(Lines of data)
────────────────────────────────────────
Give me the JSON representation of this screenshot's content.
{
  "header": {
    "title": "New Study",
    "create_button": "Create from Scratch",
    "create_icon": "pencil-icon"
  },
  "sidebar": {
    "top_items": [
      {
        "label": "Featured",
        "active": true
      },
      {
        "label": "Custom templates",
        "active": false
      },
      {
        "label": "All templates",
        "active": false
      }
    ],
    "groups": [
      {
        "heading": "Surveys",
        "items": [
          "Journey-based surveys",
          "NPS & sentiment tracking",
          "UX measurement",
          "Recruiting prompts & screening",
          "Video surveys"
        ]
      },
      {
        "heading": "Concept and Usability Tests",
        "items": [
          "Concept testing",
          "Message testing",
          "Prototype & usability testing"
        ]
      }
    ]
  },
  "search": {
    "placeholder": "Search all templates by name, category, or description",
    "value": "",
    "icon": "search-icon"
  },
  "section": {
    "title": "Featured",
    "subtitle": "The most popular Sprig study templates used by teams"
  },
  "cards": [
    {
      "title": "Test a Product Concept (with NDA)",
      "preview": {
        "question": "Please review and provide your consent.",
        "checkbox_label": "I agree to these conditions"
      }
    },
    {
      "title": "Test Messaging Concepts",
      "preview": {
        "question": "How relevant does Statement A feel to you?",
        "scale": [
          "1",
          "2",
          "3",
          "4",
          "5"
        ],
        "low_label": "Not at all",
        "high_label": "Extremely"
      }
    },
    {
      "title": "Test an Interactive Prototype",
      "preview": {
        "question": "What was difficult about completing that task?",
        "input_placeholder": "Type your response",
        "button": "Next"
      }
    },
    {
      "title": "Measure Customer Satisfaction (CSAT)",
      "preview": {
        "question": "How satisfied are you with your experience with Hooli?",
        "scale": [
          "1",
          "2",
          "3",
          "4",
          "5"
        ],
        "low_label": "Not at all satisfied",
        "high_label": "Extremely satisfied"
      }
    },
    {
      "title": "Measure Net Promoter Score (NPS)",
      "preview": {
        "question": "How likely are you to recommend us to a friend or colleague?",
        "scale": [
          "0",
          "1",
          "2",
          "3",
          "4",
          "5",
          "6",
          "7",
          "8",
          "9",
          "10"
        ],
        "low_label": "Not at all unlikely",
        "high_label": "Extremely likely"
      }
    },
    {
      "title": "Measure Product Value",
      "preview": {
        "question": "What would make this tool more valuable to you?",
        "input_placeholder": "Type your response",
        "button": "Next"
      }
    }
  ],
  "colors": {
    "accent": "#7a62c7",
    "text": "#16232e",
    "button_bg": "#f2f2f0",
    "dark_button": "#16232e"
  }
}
────────────────────────────────────────
Work to complete ▸
Transcribe the material above word for word.

Result for this exercise ▸
Give me the JSON representation of this screenshot's content.
{
  "header": {
    "title": "New Study",
    "create_button": "Create from Scratch",
    "create_icon": "pencil-icon"
  },
  "sidebar": {
    "top_items": [
      {
        "label": "Featured",
        "active": true
      },
      {
        "label": "Custom templates",
        "active": false
      },
      {
        "label": "All templates",
        "active": false
      }
    ],
    "groups": [
      {
        "heading": "Surveys",
        "items": [
          "Journey-based surveys",
          "NPS & sentiment tracking",
          "UX measurement",
          "Recruiting prompts & screening",
          "Video surveys"
        ]
      },
      {
        "heading": "Concept and Usability Tests",
        "items": [
          "Concept testing",
          "Message testing",
          "Prototype & usability testing"
        ]
      }
    ]
  },
  "search": {
    "placeholder": "Search all templates by name, category, or description",
    "value": "",
    "icon": "search-icon"
  },
  "section": {
    "title": "Featured",
    "subtitle": "The most popular Sprig study templates used by teams"
  },
  "cards": [
    {
      "title": "Test a Product Concept (with NDA)",
      "preview": {
        "question": "Please review and provide your consent.",
        "checkbox_label": "I agree to these conditions"
      }
    },
    {
      "title": "Test Messaging Concepts",
      "preview": {
        "question": "How relevant does Statement A feel to you?",
        "scale": [
          "1",
          "2",
          "3",
          "4",
          "5"
        ],
        "low_label": "Not at all",
        "high_label": "Extremely"
      }
    },
    {
      "title": "Test an Interactive Prototype",
      "preview": {
        "question": "What was difficult about completing that task?",
        "input_placeholder": "Type your response",
        "button": "Next"
      }
    },
    {
      "title": "Measure Customer Satisfaction (CSAT)",
      "preview": {
        "question": "How satisfied are you with your experience with Hooli?",
        "scale": [
          "1",
          "2",
          "3",
          "4",
          "5"
        ],
        "low_label": "Not at all satisfied",
        "high_label": "Extremely satisfied"
      }
    },
    {
      "title": "Measure Net Promoter Score (NPS)",
      "preview": {
        "question": "How likely are you to recommend us to a friend or colleague?",
        "scale": [
          "0",
          "1",
          "2",
          "3",
          "4",
          "5",
          "6",
          "7",
          "8",
          "9",
          "10"
        ],
        "low_label": "Not at all unlikely",
        "high_label": "Extremely likely"
      }
    },
    {
      "title": "Measure Product Value",
      "preview": {
        "question": "What would make this tool more valuable to you?",
        "input_placeholder": "Type your response",
        "button": "Next"
      }
    }
  ],
  "colors": {
    "accent": "#7a62c7",
    "text": "#16232e",
    "button_bg": "#f2f2f0",
    "dark_button": "#16232e"
  }
}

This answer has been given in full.